• Aim
Scan the lines below for the string "into" and copy every one that has it.

+++++

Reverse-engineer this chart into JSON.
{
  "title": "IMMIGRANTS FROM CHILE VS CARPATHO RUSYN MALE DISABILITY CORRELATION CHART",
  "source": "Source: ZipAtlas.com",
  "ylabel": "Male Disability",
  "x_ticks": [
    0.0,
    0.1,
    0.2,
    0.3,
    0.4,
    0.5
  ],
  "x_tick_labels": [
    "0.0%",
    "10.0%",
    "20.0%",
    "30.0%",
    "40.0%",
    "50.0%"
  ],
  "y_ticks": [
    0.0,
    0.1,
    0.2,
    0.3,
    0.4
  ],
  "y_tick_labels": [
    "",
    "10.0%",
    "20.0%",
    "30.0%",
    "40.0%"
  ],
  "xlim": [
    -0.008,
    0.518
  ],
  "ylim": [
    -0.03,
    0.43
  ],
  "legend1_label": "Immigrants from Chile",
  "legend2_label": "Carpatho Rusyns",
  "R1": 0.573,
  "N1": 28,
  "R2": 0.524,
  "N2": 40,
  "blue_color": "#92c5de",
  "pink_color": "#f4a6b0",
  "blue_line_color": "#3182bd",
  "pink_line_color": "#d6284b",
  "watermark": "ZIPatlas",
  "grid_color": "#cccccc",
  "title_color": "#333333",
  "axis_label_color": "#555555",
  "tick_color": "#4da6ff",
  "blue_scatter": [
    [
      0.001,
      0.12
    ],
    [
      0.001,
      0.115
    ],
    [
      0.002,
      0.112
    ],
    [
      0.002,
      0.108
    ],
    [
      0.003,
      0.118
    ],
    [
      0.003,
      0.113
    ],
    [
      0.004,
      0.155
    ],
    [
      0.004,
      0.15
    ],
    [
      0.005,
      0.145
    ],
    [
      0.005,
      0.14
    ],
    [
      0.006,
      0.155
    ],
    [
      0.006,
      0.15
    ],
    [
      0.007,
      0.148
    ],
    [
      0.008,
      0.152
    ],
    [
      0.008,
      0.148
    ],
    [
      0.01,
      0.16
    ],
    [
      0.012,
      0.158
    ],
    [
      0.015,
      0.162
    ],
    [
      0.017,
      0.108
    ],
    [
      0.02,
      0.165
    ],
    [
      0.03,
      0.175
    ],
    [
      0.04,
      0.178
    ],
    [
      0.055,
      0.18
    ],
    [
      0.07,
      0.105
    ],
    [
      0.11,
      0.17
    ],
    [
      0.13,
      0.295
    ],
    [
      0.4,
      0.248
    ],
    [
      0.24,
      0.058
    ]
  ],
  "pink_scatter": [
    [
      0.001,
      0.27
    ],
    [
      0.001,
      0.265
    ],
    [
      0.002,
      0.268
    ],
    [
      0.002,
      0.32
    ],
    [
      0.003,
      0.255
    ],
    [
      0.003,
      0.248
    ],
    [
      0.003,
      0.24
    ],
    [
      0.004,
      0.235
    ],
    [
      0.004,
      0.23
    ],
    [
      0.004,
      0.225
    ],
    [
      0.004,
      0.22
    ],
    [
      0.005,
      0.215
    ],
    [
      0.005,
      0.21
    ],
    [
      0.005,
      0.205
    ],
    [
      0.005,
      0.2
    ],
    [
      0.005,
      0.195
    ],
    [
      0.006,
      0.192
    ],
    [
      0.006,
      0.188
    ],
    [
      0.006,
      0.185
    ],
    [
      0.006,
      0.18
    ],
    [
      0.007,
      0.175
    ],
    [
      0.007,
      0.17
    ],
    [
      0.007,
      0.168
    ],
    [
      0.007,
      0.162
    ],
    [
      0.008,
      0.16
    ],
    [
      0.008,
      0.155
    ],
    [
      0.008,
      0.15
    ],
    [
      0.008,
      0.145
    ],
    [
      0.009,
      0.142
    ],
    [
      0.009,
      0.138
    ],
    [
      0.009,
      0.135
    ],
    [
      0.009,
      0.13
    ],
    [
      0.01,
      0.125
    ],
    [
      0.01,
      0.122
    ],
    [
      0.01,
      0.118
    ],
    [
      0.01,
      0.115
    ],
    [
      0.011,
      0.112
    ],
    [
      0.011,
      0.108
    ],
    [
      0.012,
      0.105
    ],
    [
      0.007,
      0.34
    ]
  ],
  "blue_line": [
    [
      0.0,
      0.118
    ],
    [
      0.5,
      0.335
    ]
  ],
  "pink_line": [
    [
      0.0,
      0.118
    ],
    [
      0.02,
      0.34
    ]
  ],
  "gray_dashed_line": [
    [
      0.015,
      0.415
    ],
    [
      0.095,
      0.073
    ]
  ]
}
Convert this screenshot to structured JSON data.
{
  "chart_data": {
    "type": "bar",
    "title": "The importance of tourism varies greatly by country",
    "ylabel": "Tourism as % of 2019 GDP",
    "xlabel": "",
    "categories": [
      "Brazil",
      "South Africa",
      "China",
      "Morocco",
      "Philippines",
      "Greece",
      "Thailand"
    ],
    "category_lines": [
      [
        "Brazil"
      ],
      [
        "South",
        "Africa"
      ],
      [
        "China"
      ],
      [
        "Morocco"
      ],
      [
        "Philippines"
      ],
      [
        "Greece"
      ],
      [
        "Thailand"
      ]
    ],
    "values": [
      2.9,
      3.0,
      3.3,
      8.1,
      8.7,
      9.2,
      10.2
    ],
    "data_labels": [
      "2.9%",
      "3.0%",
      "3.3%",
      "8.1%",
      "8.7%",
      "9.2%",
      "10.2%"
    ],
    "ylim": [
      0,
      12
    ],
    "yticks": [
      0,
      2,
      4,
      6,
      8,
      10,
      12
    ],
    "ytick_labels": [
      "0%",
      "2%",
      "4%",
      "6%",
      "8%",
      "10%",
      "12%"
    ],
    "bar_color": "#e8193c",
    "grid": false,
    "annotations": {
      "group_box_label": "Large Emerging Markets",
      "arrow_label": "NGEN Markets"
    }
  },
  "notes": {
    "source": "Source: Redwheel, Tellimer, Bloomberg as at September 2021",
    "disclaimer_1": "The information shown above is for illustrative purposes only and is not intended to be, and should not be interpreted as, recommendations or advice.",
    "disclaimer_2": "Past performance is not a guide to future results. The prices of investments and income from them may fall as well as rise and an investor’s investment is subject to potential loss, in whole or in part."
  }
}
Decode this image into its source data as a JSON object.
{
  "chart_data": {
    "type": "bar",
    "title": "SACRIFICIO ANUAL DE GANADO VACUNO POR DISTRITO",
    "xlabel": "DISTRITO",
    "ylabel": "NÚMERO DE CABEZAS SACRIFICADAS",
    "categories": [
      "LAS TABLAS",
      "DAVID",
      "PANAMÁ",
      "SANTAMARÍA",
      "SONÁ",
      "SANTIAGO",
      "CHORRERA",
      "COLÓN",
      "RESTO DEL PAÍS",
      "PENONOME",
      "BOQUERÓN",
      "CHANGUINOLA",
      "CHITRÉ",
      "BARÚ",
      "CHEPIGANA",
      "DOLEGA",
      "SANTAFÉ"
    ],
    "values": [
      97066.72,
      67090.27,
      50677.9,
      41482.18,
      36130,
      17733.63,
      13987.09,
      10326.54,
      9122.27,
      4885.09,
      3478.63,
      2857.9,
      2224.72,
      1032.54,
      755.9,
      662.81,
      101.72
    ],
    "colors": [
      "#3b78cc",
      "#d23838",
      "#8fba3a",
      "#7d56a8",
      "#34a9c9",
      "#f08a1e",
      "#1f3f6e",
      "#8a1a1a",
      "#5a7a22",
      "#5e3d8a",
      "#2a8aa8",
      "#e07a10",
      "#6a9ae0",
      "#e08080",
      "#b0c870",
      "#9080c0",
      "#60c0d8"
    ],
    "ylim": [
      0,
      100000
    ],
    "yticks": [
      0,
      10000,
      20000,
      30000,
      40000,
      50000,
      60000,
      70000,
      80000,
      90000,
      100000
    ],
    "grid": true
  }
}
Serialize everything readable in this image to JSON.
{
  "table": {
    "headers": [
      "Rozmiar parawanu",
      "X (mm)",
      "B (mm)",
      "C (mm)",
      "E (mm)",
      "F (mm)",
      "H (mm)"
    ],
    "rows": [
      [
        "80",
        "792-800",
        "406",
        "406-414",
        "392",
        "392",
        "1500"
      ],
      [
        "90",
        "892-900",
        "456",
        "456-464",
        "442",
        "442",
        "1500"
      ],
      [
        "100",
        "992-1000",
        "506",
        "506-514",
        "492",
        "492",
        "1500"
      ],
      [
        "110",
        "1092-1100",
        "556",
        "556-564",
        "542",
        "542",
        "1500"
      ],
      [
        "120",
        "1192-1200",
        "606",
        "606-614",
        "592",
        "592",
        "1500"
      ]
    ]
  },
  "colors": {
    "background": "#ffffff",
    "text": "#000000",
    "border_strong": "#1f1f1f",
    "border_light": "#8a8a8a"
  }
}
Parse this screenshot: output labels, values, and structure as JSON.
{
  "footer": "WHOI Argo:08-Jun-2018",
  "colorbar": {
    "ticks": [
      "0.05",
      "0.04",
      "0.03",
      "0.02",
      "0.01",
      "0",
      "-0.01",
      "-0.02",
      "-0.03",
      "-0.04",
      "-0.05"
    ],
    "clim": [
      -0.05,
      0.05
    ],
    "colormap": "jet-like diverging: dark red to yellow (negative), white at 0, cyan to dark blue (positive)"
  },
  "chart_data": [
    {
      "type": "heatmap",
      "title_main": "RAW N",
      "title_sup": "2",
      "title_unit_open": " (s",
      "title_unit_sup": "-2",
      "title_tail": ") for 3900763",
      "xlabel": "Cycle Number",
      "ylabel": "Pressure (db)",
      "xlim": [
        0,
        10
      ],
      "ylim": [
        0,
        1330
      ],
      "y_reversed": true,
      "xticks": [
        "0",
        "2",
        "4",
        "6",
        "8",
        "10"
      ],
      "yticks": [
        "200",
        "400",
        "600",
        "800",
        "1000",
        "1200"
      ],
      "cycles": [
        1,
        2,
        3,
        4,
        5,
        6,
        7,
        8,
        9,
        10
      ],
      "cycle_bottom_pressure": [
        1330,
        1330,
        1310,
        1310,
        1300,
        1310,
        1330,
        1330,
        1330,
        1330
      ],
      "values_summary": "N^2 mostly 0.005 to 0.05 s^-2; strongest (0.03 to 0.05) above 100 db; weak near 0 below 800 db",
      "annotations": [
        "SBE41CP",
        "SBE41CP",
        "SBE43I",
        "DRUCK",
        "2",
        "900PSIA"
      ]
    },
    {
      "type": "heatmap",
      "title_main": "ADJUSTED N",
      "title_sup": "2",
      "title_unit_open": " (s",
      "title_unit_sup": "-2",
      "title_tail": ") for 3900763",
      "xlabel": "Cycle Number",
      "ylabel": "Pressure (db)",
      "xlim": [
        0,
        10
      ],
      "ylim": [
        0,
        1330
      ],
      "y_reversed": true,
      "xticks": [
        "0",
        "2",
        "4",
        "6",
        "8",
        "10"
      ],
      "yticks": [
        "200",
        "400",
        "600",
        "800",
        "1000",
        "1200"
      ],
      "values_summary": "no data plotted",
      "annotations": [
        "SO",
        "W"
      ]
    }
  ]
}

+++++

• Output for this task
Reverse-engineer this chart into JSON.
Decode this image into its source data as a JSON object.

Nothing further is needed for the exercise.